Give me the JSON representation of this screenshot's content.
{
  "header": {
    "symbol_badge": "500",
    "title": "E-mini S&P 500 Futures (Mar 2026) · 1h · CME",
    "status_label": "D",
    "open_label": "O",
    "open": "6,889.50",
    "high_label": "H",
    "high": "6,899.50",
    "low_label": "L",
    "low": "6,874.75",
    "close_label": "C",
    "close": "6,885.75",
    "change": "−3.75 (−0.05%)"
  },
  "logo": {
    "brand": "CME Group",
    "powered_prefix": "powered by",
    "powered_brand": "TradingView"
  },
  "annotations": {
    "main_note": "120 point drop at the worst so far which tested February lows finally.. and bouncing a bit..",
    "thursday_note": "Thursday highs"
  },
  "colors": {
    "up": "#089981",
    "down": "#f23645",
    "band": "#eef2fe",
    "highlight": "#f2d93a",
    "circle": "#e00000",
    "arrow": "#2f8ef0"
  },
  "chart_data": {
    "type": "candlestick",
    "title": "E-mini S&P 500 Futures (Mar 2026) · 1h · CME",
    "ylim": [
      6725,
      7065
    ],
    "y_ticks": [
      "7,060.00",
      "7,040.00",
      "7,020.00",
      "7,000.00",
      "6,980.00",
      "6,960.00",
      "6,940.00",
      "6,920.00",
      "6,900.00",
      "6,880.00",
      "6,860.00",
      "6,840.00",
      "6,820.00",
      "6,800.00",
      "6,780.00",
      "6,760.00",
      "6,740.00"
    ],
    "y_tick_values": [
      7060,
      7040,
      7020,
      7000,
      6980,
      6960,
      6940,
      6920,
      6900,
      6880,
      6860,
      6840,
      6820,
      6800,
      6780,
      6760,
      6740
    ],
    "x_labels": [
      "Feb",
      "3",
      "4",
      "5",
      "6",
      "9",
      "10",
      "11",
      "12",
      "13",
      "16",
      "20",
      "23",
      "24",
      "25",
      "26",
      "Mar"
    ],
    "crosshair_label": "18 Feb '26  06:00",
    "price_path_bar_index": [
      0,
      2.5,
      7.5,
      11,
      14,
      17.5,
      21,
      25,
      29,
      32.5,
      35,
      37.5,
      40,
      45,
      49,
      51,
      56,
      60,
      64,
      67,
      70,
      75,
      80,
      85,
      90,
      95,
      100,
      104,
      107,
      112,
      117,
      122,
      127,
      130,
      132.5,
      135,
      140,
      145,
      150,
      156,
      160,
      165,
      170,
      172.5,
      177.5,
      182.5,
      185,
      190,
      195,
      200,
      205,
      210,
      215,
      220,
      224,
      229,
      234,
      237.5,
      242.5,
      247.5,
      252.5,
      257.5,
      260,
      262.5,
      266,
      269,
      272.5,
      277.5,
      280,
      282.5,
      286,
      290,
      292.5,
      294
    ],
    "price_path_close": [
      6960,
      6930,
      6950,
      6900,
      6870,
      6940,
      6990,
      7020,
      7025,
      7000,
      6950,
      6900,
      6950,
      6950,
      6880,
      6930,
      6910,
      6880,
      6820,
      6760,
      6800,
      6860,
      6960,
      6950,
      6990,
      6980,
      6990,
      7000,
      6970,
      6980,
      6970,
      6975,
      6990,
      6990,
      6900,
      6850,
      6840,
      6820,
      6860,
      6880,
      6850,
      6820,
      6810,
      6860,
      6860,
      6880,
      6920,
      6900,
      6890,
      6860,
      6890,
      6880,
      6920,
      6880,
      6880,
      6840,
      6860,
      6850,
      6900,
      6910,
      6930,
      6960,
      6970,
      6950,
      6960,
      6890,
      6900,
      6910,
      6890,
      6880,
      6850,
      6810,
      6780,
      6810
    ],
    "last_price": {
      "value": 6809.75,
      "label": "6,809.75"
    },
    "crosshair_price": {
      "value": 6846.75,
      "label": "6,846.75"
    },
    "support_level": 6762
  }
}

---------------

Instruction: Repeat every record, exactly as written.

Reply to the task:
Give me the JSON representation of this screenshot's content.
{
  "header": {
    "symbol_badge": "500",
    "title": "E-mini S&P 500 Futures (Mar 2026) · 1h · CME",
    "status_label": "D",
    "open_label": "O",
    "open": "6,889.50",
    "high_label": "H",
    "high": "6,899.50",
    "low_label": "L",
    "low": "6,874.75",
    "close_label": "C",
    "close": "6,885.75",
    "change": "−3.75 (−0.05%)"
  },
  "logo": {
    "brand": "CME Group",
    "powered_prefix": "powered by",
    "powered_brand": "TradingView"
  },
  "annotations": {
    "main_note": "120 point drop at the worst so far which tested February lows finally.. and bouncing a bit..",
    "thursday_note": "Thursday highs"
  },
  "colors": {
    "up": "#089981",
    "down": "#f23645",
    "band": "#eef2fe",
    "highlight": "#f2d93a",
    "circle": "#e00000",
    "arrow": "#2f8ef0"
  },
  "chart_data": {
    "type": "candlestick",
    "title": "E-mini S&P 500 Futures (Mar 2026) · 1h · CME",
    "ylim": [
      6725,
      7065
    ],
    "y_ticks": [
      "7,060.00",
      "7,040.00",
      "7,020.00",
      "7,000.00",
      "6,980.00",
      "6,960.00",
      "6,940.00",
      "6,920.00",
      "6,900.00",
      "6,880.00",
      "6,860.00",
      "6,840.00",
      "6,820.00",
      "6,800.00",
      "6,780.00",
      "6,760.00",
      "6,740.00"
    ],
    "y_tick_values": [
      7060,
      7040,
      7020,
      7000,
      6980,
      6960,
      6940,
      6920,
      6900,
      6880,
      6860,
      6840,
      6820,
      6800,
      6780,
      6760,
      6740
    ],
    "x_labels": [
      "Feb",
      "3",
      "4",
      "5",
      "6",
      "9",
      "10",
      "11",
      "12",
      "13",
      "16",
      "20",
      "23",
      "24",
      "25",
      "26",
      "Mar"
    ],
    "crosshair_label": "18 Feb '26  06:00",
    "price_path_bar_index": [
      0,
      2.5,
      7.5,
      11,
      14,
      17.5,
      21,
      25,
      29,
      32.5,
      35,
      37.5,
      40,
      45,
      49,
      51,
      56,
      60,
      64,
      67,
      70,
      75,
      80,
      85,
      90,
      95,
      100,
      104,
      107,
      112,
      117,
      122,
      127,
      130,
      132.5,
      135,
      140,
      145,
      150,
      156,
      160,
      165,
      170,
      172.5,
      177.5,
      182.5,
      185,
      190,
      195,
      200,
      205,
      210,
      215,
      220,
      224,
      229,
      234,
      237.5,
      242.5,
      247.5,
      252.5,
      257.5,
      260,
      262.5,
      266,
      269,
      272.5,
      277.5,
      280,
      282.5,
      286,
      290,
      292.5,
      294
    ],
    "price_path_close": [
      6960,
      6930,
      6950,
      6900,
      6870,
      6940,
      6990,
      7020,
      7025,
      7000,
      6950,
      6900,
      6950,
      6950,
      6880,
      6930,
      6910,
      6880,
      6820,
      6760,
      6800,
      6860,
      6960,
      6950,
      6990,
      6980,
      6990,
      7000,
      6970,
      6980,
      6970,
      6975,
      6990,
      6990,
      6900,
      6850,
      6840,
      6820,
      6860,
      6880,
      6850,
      6820,
      6810,
      6860,
      6860,
      6880,
      6920,
      6900,
      6890,
      6860,
      6890,
      6880,
      6920,
      6880,
      6880,
      6840,
      6860,
      6850,
      6900,
      6910,
      6930,
      6960,
      6970,
      6950,
      6960,
      6890,
      6900,
      6910,
      6890,
      6880,
      6850,
      6810,
      6780,
      6810
    ],
    "last_price": {
      "value": 6809.75,
      "label": "6,809.75"
    },
    "crosshair_price": {
      "value": 6846.75,
      "label": "6,846.75"
    },
    "support_level": 6762
  }
}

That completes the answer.